DO THIS: Report back each line of the records that contains the string "рабочего".

RAW RECORDS:
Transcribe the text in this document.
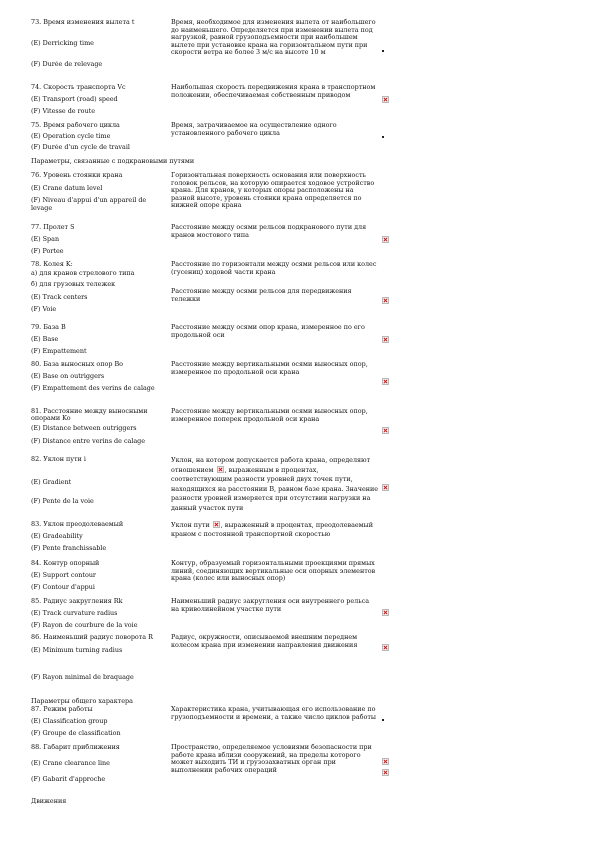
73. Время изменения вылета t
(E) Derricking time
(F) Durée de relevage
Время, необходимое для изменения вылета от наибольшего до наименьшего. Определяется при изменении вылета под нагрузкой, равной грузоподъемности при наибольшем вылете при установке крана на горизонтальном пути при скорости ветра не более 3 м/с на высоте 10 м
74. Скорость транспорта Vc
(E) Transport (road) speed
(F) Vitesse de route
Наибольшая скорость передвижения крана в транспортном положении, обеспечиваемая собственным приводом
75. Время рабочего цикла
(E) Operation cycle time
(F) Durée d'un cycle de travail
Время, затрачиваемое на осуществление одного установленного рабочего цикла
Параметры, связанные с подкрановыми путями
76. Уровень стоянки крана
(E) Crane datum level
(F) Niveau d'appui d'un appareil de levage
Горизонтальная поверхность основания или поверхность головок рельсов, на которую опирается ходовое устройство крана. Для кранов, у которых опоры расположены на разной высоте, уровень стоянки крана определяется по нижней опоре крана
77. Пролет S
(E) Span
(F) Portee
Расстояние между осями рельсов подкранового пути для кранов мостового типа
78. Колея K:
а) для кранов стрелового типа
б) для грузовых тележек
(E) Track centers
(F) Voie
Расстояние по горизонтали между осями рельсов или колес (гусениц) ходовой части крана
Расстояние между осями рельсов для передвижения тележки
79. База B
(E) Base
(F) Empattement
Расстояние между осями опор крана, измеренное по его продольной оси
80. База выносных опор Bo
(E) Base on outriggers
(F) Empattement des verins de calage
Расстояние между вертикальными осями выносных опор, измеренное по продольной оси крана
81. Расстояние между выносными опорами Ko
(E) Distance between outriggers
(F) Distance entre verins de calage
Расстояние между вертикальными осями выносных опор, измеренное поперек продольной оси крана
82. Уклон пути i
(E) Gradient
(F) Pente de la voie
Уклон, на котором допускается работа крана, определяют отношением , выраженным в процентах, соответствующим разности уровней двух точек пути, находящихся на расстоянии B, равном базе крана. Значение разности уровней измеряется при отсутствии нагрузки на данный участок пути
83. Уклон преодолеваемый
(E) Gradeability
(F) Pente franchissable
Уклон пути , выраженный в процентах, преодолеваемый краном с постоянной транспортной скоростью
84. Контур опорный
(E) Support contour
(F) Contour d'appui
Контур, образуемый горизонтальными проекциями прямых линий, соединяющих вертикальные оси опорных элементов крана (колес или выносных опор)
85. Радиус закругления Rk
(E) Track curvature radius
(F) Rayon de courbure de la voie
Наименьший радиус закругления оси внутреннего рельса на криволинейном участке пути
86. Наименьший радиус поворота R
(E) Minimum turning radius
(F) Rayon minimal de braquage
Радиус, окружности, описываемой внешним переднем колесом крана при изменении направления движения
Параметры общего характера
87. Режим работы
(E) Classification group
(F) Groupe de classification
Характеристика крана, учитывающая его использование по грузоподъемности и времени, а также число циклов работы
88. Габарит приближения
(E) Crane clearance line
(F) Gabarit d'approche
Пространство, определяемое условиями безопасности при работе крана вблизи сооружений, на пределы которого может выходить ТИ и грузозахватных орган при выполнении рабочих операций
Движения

SOLUTION TO THE PROBLEM:
75. Время рабочего цикла
Время, затрачиваемое на осуществление одного установленного рабочего цикла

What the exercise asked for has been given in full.